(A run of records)
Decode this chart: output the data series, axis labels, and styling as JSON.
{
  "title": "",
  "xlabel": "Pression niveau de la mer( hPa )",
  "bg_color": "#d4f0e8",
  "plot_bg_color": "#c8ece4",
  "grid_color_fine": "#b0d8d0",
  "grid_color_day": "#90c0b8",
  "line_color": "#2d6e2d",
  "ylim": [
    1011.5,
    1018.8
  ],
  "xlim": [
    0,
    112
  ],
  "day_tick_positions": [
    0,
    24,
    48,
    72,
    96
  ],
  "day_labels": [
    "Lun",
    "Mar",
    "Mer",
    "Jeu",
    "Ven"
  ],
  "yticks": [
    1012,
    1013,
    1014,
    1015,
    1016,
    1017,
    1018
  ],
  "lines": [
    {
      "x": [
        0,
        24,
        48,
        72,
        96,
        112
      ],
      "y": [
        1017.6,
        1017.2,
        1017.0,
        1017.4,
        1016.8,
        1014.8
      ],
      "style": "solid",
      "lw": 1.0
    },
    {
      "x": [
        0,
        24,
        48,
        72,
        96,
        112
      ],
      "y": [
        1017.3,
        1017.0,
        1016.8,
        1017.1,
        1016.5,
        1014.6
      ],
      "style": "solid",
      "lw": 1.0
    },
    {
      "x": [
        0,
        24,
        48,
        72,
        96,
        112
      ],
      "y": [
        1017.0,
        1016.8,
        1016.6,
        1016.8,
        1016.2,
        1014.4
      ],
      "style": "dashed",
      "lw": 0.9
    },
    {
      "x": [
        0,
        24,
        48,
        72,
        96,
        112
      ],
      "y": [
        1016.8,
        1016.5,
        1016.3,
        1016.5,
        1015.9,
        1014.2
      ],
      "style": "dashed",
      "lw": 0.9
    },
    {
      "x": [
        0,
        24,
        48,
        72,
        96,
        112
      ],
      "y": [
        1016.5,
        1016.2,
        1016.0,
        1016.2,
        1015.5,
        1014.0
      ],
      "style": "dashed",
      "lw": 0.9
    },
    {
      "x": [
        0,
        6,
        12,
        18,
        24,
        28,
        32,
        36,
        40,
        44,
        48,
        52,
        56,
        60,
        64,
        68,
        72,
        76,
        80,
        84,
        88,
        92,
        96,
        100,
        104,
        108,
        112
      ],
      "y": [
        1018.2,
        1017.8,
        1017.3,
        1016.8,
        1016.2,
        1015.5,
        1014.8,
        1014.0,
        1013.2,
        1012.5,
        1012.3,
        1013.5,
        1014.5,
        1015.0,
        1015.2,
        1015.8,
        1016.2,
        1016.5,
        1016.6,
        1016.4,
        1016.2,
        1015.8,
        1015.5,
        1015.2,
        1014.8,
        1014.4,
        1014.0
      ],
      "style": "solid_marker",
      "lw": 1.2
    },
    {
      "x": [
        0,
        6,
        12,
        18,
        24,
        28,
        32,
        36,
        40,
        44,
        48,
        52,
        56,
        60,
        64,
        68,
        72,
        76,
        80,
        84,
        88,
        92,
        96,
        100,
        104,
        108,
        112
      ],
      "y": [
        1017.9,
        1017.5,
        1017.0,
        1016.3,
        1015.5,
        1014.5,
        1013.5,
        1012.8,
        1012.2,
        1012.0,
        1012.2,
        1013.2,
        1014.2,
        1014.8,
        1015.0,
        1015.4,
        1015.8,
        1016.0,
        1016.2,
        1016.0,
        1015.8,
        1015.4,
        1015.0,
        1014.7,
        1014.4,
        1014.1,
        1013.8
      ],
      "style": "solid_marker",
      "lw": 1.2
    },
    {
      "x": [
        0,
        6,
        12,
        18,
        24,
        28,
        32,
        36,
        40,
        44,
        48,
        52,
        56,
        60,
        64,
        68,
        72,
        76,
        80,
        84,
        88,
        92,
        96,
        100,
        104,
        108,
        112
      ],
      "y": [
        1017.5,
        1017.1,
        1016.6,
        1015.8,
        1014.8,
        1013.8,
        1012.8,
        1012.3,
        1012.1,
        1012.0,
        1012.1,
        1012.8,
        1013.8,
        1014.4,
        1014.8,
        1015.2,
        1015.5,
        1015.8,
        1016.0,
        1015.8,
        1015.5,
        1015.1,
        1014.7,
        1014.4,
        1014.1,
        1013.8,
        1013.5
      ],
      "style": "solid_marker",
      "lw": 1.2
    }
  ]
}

■ **WHAT THIS TASK INVOLVES**:
Copy out the material above in its entirety. Every detail must match.

■ **SOLUTION TO THE PROBLEM**:
Decode this chart: output the data series, axis labels, and styling as JSON.
{
  "title": "",
  "xlabel": "Pression niveau de la mer( hPa )",
  "bg_color": "#d4f0e8",
  "plot_bg_color": "#c8ece4",
  "grid_color_fine": "#b0d8d0",
  "grid_color_day": "#90c0b8",
  "line_color": "#2d6e2d",
  "ylim": [
    1011.5,
    1018.8
  ],
  "xlim": [
    0,
    112
  ],
  "day_tick_positions": [
    0,
    24,
    48,
    72,
    96
  ],
  "day_labels": [
    "Lun",
    "Mar",
    "Mer",
    "Jeu",
    "Ven"
  ],
  "yticks": [
    1012,
    1013,
    1014,
    1015,
    1016,
    1017,
    1018
  ],
  "lines": [
    {
      "x": [
        0,
        24,
        48,
        72,
        96,
        112
      ],
      "y": [
        1017.6,
        1017.2,
        1017.0,
        1017.4,
        1016.8,
        1014.8
      ],
      "style": "solid",
      "lw": 1.0
    },
    {
      "x": [
        0,
        24,
        48,
        72,
        96,
        112
      ],
      "y": [
        1017.3,
        1017.0,
        1016.8,
        1017.1,
        1016.5,
        1014.6
      ],
      "style": "solid",
      "lw": 1.0
    },
    {
      "x": [
        0,
        24,
        48,
        72,
        96,
        112
      ],
      "y": [
        1017.0,
        1016.8,
        1016.6,
        1016.8,
        1016.2,
        1014.4
      ],
      "style": "dashed",
      "lw": 0.9
    },
    {
      "x": [
        0,
        24,
        48,
        72,
        96,
        112
      ],
      "y": [
        1016.8,
        1016.5,
        1016.3,
        1016.5,
        1015.9,
        1014.2
      ],
      "style": "dashed",
      "lw": 0.9
    },
    {
      "x": [
        0,
        24,
        48,
        72,
        96,
        112
      ],
      "y": [
        1016.5,
        1016.2,
        1016.0,
        1016.2,
        1015.5,
        1014.0
      ],
      "style": "dashed",
      "lw": 0.9
    },
    {
      "x": [
        0,
        6,
        12,
        18,
        24,
        28,
        32,
        36,
        40,
        44,
        48,
        52,
        56,
        60,
        64,
        68,
        72,
        76,
        80,
        84,
        88,
        92,
        96,
        100,
        104,
        108,
        112
      ],
      "y": [
        1018.2,
        1017.8,
        1017.3,
        1016.8,
        1016.2,
        1015.5,
        1014.8,
        1014.0,
        1013.2,
        1012.5,
        1012.3,
        1013.5,
        1014.5,
        1015.0,
        1015.2,
        1015.8,
        1016.2,
        1016.5,
        1016.6,
        1016.4,
        1016.2,
        1015.8,
        1015.5,
        1015.2,
        1014.8,
        1014.4,
        1014.0
      ],
      "style": "solid_marker",
      "lw": 1.2
    },
    {
      "x": [
        0,
        6,
        12,
        18,
        24,
        28,
        32,
        36,
        40,
        44,
        48,
        52,
        56,
        60,
        64,
        68,
        72,
        76,
        80,
        84,
        88,
        92,
        96,
        100,
        104,
        108,
        112
      ],
      "y": [
        1017.9,
        1017.5,
        1017.0,
        1016.3,
        1015.5,
        1014.5,
        1013.5,
        1012.8,
        1012.2,
        1012.0,
        1012.2,
        1013.2,
        1014.2,
        1014.8,
        1015.0,
        1015.4,
        1015.8,
        1016.0,
        1016.2,
        1016.0,
        1015.8,
        1015.4,
        1015.0,
        1014.7,
        1014.4,
        1014.1,
        1013.8
      ],
      "style": "solid_marker",
      "lw": 1.2
    },
    {
      "x": [
        0,
        6,
        12,
        18,
        24,
        28,
        32,
        36,
        40,
        44,
        48,
        52,
        56,
        60,
        64,
        68,
        72,
        76,
        80,
        84,
        88,
        92,
        96,
        100,
        104,
        108,
        112
      ],
      "y": [
        1017.5,
        1017.1,
        1016.6,
        1015.8,
        1014.8,
        1013.8,
        1012.8,
        1012.3,
        1012.1,
        1012.0,
        1012.1,
        1012.8,
        1013.8,
        1014.4,
        1014.8,
        1015.2,
        1015.5,
        1015.8,
        1016.0,
        1015.8,
        1015.5,
        1015.1,
        1014.7,
        1014.4,
        1014.1,
        1013.8,
        1013.5
      ],
      "style": "solid_marker",
      "lw": 1.2
    }
  ]
}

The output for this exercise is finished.